* [Task description] Locate the line that contains "Extract all readable text from this page.". Reproduce it and all following lines up to the end of the material, exactly and with nothing added.

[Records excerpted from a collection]
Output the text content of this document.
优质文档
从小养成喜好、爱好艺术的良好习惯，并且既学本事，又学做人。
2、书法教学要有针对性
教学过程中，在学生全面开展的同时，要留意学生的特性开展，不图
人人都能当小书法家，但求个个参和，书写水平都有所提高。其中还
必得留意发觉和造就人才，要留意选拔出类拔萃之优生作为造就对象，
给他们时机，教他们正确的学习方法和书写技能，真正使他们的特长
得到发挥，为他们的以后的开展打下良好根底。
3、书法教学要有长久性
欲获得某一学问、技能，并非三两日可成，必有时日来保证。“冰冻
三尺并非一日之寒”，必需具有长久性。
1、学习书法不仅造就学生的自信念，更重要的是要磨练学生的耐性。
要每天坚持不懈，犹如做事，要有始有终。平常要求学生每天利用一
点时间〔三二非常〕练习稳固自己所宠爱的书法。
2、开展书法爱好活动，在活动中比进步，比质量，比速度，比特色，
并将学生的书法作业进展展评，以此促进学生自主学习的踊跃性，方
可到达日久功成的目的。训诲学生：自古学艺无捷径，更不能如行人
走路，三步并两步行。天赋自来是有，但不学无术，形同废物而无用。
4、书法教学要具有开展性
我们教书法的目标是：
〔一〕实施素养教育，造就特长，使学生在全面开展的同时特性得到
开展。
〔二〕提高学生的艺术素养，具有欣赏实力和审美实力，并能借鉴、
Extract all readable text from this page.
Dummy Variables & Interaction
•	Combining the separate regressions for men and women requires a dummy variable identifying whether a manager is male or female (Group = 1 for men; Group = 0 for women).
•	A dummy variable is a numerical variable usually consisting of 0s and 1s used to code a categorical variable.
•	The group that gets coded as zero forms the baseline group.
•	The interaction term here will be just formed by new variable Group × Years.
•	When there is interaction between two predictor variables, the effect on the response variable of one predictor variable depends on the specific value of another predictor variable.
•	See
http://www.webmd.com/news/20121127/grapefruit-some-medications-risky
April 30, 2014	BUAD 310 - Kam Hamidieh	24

* [Full response]
Extract all readable text from this page.
Dummy Variables & Interaction
•	Combining the separate regressions for men and women requires a dummy variable identifying whether a manager is male or female (Group = 1 for men; Group = 0 for women).
•	A dummy variable is a numerical variable usually consisting of 0s and 1s used to code a categorical variable.
•	The group that gets coded as zero forms the baseline group.
•	The interaction term here will be just formed by new variable Group × Years.
•	When there is interaction between two predictor variables, the effect on the response variable of one predictor variable depends on the specific value of another predictor variable.
•	See
http://www.webmd.com/news/20121127/grapefruit-some-medications-risky
April 30, 2014	BUAD 310 - Kam Hamidieh	24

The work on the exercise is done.